◆ Stated problem: Pictures aside, repeat every entry exactly.

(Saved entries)
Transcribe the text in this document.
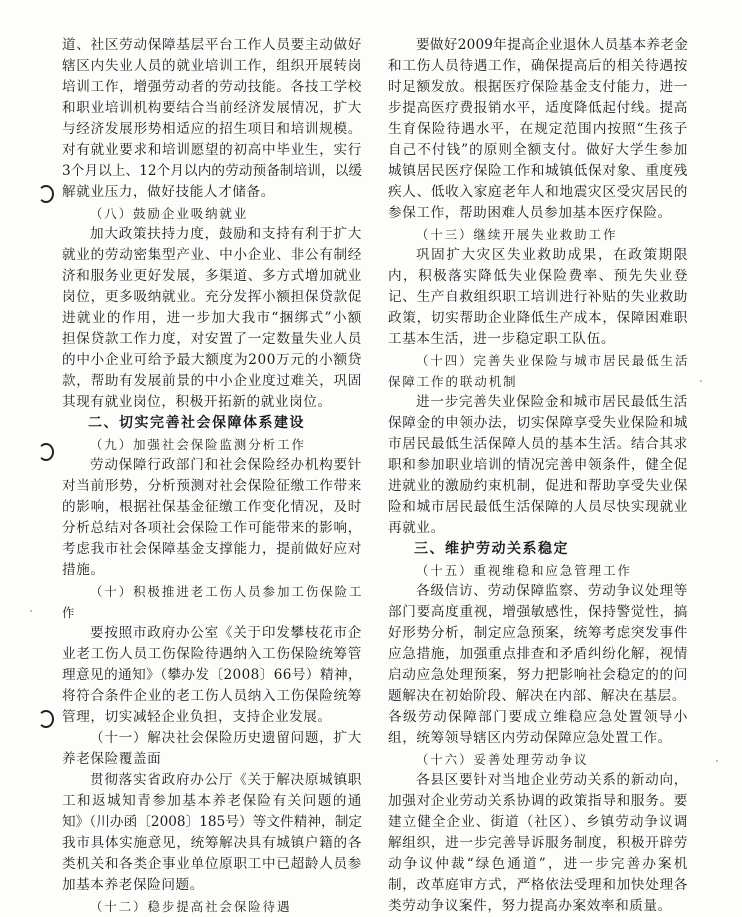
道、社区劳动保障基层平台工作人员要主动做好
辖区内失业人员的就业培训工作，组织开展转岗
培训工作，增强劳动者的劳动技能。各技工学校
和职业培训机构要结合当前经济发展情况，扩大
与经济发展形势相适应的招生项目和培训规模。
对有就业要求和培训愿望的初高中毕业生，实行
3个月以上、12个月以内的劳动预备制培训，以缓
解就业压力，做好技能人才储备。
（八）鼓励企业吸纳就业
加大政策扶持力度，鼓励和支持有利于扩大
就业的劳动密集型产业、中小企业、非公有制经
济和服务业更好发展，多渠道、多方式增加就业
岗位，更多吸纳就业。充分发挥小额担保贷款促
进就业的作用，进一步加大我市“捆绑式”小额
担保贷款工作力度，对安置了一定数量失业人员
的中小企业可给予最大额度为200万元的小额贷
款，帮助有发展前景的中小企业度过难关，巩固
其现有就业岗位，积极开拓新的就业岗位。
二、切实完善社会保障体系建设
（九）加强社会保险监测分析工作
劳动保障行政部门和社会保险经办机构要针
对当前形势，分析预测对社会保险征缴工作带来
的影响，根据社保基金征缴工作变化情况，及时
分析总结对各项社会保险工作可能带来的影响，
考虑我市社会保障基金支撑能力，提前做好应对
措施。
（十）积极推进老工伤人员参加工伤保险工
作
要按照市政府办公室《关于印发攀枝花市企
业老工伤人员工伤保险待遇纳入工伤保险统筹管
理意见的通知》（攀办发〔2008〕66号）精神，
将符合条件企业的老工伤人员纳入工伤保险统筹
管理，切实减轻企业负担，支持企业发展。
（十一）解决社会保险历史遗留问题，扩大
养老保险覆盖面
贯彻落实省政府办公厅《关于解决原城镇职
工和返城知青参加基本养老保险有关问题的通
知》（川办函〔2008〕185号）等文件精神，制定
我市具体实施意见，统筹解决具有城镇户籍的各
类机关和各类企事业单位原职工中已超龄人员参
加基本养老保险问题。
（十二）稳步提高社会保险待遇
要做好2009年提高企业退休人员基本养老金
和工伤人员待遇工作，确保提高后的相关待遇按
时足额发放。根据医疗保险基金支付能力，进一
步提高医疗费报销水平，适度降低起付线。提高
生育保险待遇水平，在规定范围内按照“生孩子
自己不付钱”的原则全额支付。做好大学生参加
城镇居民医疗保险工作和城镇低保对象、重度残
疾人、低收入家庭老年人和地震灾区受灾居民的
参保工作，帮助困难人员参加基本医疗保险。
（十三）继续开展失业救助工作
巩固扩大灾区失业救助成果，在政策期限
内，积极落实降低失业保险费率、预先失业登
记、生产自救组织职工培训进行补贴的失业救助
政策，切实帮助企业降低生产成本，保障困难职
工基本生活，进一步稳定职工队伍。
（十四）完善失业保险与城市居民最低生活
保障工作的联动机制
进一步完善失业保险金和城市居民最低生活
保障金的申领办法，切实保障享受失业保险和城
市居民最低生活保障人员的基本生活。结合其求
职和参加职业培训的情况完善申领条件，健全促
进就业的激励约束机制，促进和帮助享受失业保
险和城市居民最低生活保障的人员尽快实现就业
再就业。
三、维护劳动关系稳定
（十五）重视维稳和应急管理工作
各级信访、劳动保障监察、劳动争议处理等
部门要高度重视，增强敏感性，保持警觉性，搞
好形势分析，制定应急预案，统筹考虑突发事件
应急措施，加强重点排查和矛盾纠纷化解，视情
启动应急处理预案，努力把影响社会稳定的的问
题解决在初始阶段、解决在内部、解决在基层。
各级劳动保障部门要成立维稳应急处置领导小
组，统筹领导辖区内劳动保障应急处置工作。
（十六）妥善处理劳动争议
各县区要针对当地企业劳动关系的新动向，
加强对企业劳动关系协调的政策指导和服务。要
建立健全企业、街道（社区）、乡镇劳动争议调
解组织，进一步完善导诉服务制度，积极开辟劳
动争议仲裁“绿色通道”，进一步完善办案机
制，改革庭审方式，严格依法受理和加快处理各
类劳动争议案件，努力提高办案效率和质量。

◆ Exercise solution:
Transcribe the text in this document.
道、社区劳动保障基层平台工作人员要主动做好
辖区内失业人员的就业培训工作，组织开展转岗
培训工作，增强劳动者的劳动技能。各技工学校
和职业培训机构要结合当前经济发展情况，扩大
与经济发展形势相适应的招生项目和培训规模。
对有就业要求和培训愿望的初高中毕业生，实行
3个月以上、12个月以内的劳动预备制培训，以缓
解就业压力，做好技能人才储备。
（八）鼓励企业吸纳就业
加大政策扶持力度，鼓励和支持有利于扩大
就业的劳动密集型产业、中小企业、非公有制经
济和服务业更好发展，多渠道、多方式增加就业
岗位，更多吸纳就业。充分发挥小额担保贷款促
进就业的作用，进一步加大我市“捆绑式”小额
担保贷款工作力度，对安置了一定数量失业人员
的中小企业可给予最大额度为200万元的小额贷
款，帮助有发展前景的中小企业度过难关，巩固
其现有就业岗位，积极开拓新的就业岗位。
二、切实完善社会保障体系建设
（九）加强社会保险监测分析工作
劳动保障行政部门和社会保险经办机构要针
对当前形势，分析预测对社会保险征缴工作带来
的影响，根据社保基金征缴工作变化情况，及时
分析总结对各项社会保险工作可能带来的影响，
考虑我市社会保障基金支撑能力，提前做好应对
措施。
（十）积极推进老工伤人员参加工伤保险工
作
要按照市政府办公室《关于印发攀枝花市企
业老工伤人员工伤保险待遇纳入工伤保险统筹管
理意见的通知》（攀办发〔2008〕66号）精神，
将符合条件企业的老工伤人员纳入工伤保险统筹
管理，切实减轻企业负担，支持企业发展。
（十一）解决社会保险历史遗留问题，扩大
养老保险覆盖面
贯彻落实省政府办公厅《关于解决原城镇职
工和返城知青参加基本养老保险有关问题的通
知》（川办函〔2008〕185号）等文件精神，制定
我市具体实施意见，统筹解决具有城镇户籍的各
类机关和各类企事业单位原职工中已超龄人员参
加基本养老保险问题。
（十二）稳步提高社会保险待遇
要做好2009年提高企业退休人员基本养老金
和工伤人员待遇工作，确保提高后的相关待遇按
时足额发放。根据医疗保险基金支付能力，进一
步提高医疗费报销水平，适度降低起付线。提高
生育保险待遇水平，在规定范围内按照“生孩子
自己不付钱”的原则全额支付。做好大学生参加
城镇居民医疗保险工作和城镇低保对象、重度残
疾人、低收入家庭老年人和地震灾区受灾居民的
参保工作，帮助困难人员参加基本医疗保险。
（十三）继续开展失业救助工作
巩固扩大灾区失业救助成果，在政策期限
内，积极落实降低失业保险费率、预先失业登
记、生产自救组织职工培训进行补贴的失业救助
政策，切实帮助企业降低生产成本，保障困难职
工基本生活，进一步稳定职工队伍。
（十四）完善失业保险与城市居民最低生活
保障工作的联动机制
进一步完善失业保险金和城市居民最低生活
保障金的申领办法，切实保障享受失业保险和城
市居民最低生活保障人员的基本生活。结合其求
职和参加职业培训的情况完善申领条件，健全促
进就业的激励约束机制，促进和帮助享受失业保
险和城市居民最低生活保障的人员尽快实现就业
再就业。
三、维护劳动关系稳定
（十五）重视维稳和应急管理工作
各级信访、劳动保障监察、劳动争议处理等
部门要高度重视，增强敏感性，保持警觉性，搞
好形势分析，制定应急预案，统筹考虑突发事件
应急措施，加强重点排查和矛盾纠纷化解，视情
启动应急处理预案，努力把影响社会稳定的的问
题解决在初始阶段、解决在内部、解决在基层。
各级劳动保障部门要成立维稳应急处置领导小
组，统筹领导辖区内劳动保障应急处置工作。
（十六）妥善处理劳动争议
各县区要针对当地企业劳动关系的新动向，
加强对企业劳动关系协调的政策指导和服务。要
建立健全企业、街道（社区）、乡镇劳动争议调
解组织，进一步完善导诉服务制度，积极开辟劳
动争议仲裁“绿色通道”，进一步完善办案机
制，改革庭审方式，严格依法受理和加快处理各
类劳动争议案件，努力提高办案效率和质量。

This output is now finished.